= Exercise brief =
Transcribe all of the records word for word, but omit the pictures.

### Input records

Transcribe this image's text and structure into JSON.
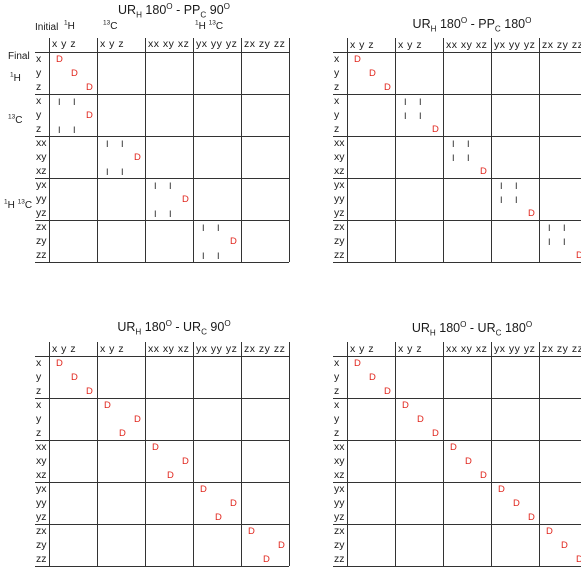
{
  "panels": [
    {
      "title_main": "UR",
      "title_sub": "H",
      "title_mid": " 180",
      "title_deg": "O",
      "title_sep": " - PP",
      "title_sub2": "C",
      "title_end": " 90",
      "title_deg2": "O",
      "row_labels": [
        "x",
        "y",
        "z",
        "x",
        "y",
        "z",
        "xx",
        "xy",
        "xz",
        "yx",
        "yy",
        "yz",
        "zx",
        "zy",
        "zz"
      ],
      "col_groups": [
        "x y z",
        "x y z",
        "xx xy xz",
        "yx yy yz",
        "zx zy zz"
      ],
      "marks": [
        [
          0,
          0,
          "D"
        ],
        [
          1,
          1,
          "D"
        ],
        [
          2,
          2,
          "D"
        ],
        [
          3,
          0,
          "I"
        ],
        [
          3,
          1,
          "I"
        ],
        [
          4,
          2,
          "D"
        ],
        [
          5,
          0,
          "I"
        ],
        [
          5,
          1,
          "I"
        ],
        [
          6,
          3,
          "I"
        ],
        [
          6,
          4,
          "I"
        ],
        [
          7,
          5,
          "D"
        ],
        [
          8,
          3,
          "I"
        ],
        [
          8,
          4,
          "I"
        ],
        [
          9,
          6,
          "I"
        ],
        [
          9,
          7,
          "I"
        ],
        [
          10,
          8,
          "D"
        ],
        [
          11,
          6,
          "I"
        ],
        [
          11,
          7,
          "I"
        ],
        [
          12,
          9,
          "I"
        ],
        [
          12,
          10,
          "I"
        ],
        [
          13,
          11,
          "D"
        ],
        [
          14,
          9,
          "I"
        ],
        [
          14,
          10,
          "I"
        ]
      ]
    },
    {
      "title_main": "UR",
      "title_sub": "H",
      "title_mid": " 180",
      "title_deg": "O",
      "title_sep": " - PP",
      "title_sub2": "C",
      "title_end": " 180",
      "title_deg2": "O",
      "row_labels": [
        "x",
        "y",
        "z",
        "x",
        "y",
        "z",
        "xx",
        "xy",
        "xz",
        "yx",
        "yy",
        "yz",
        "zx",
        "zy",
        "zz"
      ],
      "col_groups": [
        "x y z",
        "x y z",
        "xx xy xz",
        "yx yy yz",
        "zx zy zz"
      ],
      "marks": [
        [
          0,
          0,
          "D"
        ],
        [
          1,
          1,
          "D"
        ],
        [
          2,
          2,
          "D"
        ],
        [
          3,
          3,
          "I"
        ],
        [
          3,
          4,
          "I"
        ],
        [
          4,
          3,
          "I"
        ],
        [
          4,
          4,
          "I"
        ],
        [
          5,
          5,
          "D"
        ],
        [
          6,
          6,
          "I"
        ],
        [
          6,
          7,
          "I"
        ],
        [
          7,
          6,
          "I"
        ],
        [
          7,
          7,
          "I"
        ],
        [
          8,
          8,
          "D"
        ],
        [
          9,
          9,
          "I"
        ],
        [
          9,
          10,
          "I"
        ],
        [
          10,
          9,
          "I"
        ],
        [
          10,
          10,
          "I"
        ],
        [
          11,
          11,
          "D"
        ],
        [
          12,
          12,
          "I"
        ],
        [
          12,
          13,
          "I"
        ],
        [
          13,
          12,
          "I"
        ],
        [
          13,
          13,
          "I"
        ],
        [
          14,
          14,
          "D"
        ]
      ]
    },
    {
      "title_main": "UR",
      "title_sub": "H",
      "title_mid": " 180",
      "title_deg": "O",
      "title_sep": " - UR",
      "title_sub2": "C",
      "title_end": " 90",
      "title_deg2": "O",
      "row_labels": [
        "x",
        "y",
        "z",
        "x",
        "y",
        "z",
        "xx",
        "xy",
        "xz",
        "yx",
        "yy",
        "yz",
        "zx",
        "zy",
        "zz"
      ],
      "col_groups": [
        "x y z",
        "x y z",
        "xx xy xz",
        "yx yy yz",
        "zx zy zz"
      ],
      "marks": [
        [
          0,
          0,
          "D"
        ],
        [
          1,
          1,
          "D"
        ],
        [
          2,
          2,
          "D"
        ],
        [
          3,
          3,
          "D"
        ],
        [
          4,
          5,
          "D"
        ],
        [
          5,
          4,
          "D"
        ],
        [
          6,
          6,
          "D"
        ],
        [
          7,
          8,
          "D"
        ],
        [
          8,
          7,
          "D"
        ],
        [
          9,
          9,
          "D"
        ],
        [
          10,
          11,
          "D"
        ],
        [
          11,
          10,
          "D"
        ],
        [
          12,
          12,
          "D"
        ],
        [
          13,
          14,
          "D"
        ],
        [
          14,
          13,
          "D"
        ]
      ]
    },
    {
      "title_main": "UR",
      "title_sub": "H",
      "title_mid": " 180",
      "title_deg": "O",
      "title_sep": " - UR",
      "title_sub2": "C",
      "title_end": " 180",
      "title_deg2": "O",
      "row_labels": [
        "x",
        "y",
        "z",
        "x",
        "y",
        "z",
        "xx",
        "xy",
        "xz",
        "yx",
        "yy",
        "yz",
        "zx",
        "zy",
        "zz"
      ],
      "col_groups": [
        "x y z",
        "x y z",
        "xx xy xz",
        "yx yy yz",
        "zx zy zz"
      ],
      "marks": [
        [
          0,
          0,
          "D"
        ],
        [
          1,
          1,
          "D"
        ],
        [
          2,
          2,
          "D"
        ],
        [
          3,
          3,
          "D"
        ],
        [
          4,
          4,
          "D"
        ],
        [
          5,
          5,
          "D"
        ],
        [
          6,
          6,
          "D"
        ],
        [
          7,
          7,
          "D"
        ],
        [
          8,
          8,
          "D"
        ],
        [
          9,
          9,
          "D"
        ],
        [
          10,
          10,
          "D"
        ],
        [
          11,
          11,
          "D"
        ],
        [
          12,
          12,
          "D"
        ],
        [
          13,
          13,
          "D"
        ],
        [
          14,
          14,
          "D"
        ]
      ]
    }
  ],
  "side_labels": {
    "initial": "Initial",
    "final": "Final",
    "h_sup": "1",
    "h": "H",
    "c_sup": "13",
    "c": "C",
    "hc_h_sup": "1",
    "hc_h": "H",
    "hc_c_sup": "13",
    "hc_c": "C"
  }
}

######

= Finished exercise =
Transcribe this image's text and structure into JSON.
{
  "panels": [
    {
      "title_main": "UR",
      "title_sub": "H",
      "title_mid": " 180",
      "title_deg": "O",
      "title_sep": " - PP",
      "title_sub2": "C",
      "title_end": " 90",
      "title_deg2": "O",
      "row_labels": [
        "x",
        "y",
        "z",
        "x",
        "y",
        "z",
        "xx",
        "xy",
        "xz",
        "yx",
        "yy",
        "yz",
        "zx",
        "zy",
        "zz"
      ],
      "col_groups": [
        "x y z",
        "x y z",
        "xx xy xz",
        "yx yy yz",
        "zx zy zz"
      ],
      "marks": [
        [
          0,
          0,
          "D"
        ],
        [
          1,
          1,
          "D"
        ],
        [
          2,
          2,
          "D"
        ],
        [
          3,
          0,
          "I"
        ],
        [
          3,
          1,
          "I"
        ],
        [
          4,
          2,
          "D"
        ],
        [
          5,
          0,
          "I"
        ],
        [
          5,
          1,
          "I"
        ],
        [
          6,
          3,
          "I"
        ],
        [
          6,
          4,
          "I"
        ],
        [
          7,
          5,
          "D"
        ],
        [
          8,
          3,
          "I"
        ],
        [
          8,
          4,
          "I"
        ],
        [
          9,
          6,
          "I"
        ],
        [
          9,
          7,
          "I"
        ],
        [
          10,
          8,
          "D"
        ],
        [
          11,
          6,
          "I"
        ],
        [
          11,
          7,
          "I"
        ],
        [
          12,
          9,
          "I"
        ],
        [
          12,
          10,
          "I"
        ],
        [
          13,
          11,
          "D"
        ],
        [
          14,
          9,
          "I"
        ],
        [
          14,
          10,
          "I"
        ]
      ]
    },
    {
      "title_main": "UR",
      "title_sub": "H",
      "title_mid": " 180",
      "title_deg": "O",
      "title_sep": " - PP",
      "title_sub2": "C",
      "title_end": " 180",
      "title_deg2": "O",
      "row_labels": [
        "x",
        "y",
        "z",
        "x",
        "y",
        "z",
        "xx",
        "xy",
        "xz",
        "yx",
        "yy",
        "yz",
        "zx",
        "zy",
        "zz"
      ],
      "col_groups": [
        "x y z",
        "x y z",
        "xx xy xz",
        "yx yy yz",
        "zx zy zz"
      ],
      "marks": [
        [
          0,
          0,
          "D"
        ],
        [
          1,
          1,
          "D"
        ],
        [
          2,
          2,
          "D"
        ],
        [
          3,
          3,
          "I"
        ],
        [
          3,
          4,
          "I"
        ],
        [
          4,
          3,
          "I"
        ],
        [
          4,
          4,
          "I"
        ],
        [
          5,
          5,
          "D"
        ],
        [
          6,
          6,
          "I"
        ],
        [
          6,
          7,
          "I"
        ],
        [
          7,
          6,
          "I"
        ],
        [
          7,
          7,
          "I"
        ],
        [
          8,
          8,
          "D"
        ],
        [
          9,
          9,
          "I"
        ],
        [
          9,
          10,
          "I"
        ],
        [
          10,
          9,
          "I"
        ],
        [
          10,
          10,
          "I"
        ],
        [
          11,
          11,
          "D"
        ],
        [
          12,
          12,
          "I"
        ],
        [
          12,
          13,
          "I"
        ],
        [
          13,
          12,
          "I"
        ],
        [
          13,
          13,
          "I"
        ],
        [
          14,
          14,
          "D"
        ]
      ]
    },
    {
      "title_main": "UR",
      "title_sub": "H",
      "title_mid": " 180",
      "title_deg": "O",
      "title_sep": " - UR",
      "title_sub2": "C",
      "title_end": " 90",
      "title_deg2": "O",
      "row_labels": [
        "x",
        "y",
        "z",
        "x",
        "y",
        "z",
        "xx",
        "xy",
        "xz",
        "yx",
        "yy",
        "yz",
        "zx",
        "zy",
        "zz"
      ],
      "col_groups": [
        "x y z",
        "x y z",
        "xx xy xz",
        "yx yy yz",
        "zx zy zz"
      ],
      "marks": [
        [
          0,
          0,
          "D"
        ],
        [
          1,
          1,
          "D"
        ],
        [
          2,
          2,
          "D"
        ],
        [
          3,
          3,
          "D"
        ],
        [
          4,
          5,
          "D"
        ],
        [
          5,
          4,
          "D"
        ],
        [
          6,
          6,
          "D"
        ],
        [
          7,
          8,
          "D"
        ],
        [
          8,
          7,
          "D"
        ],
        [
          9,
          9,
          "D"
        ],
        [
          10,
          11,
          "D"
        ],
        [
          11,
          10,
          "D"
        ],
        [
          12,
          12,
          "D"
        ],
        [
          13,
          14,
          "D"
        ],
        [
          14,
          13,
          "D"
        ]
      ]
    },
    {
      "title_main": "UR",
      "title_sub": "H",
      "title_mid": " 180",
      "title_deg": "O",
      "title_sep": " - UR",
      "title_sub2": "C",
      "title_end": " 180",
      "title_deg2": "O",
      "row_labels": [
        "x",
        "y",
        "z",
        "x",
        "y",
        "z",
        "xx",
        "xy",
        "xz",
        "yx",
        "yy",
        "yz",
        "zx",
        "zy",
        "zz"
      ],
      "col_groups": [
        "x y z",
        "x y z",
        "xx xy xz",
        "yx yy yz",
        "zx zy zz"
      ],
      "marks": [
        [
          0,
          0,
          "D"
        ],
        [
          1,
          1,
          "D"
        ],
        [
          2,
          2,
          "D"
        ],
        [
          3,
          3,
          "D"
        ],
        [
          4,
          4,
          "D"
        ],
        [
          5,
          5,
          "D"
        ],
        [
          6,
          6,
          "D"
        ],
        [
          7,
          7,
          "D"
        ],
        [
          8,
          8,
          "D"
        ],
        [
          9,
          9,
          "D"
        ],
        [
          10,
          10,
          "D"
        ],
        [
          11,
          11,
          "D"
        ],
        [
          12,
          12,
          "D"
        ],
        [
          13,
          13,
          "D"
        ],
        [
          14,
          14,
          "D"
        ]
      ]
    }
  ],
  "side_labels": {
    "initial": "Initial",
    "final": "Final",
    "h_sup": "1",
    "h": "H",
    "c_sup": "13",
    "c": "C",
    "hc_h_sup": "1",
    "hc_h": "H",
    "hc_c_sup": "13",
    "hc_c": "C"
  }
}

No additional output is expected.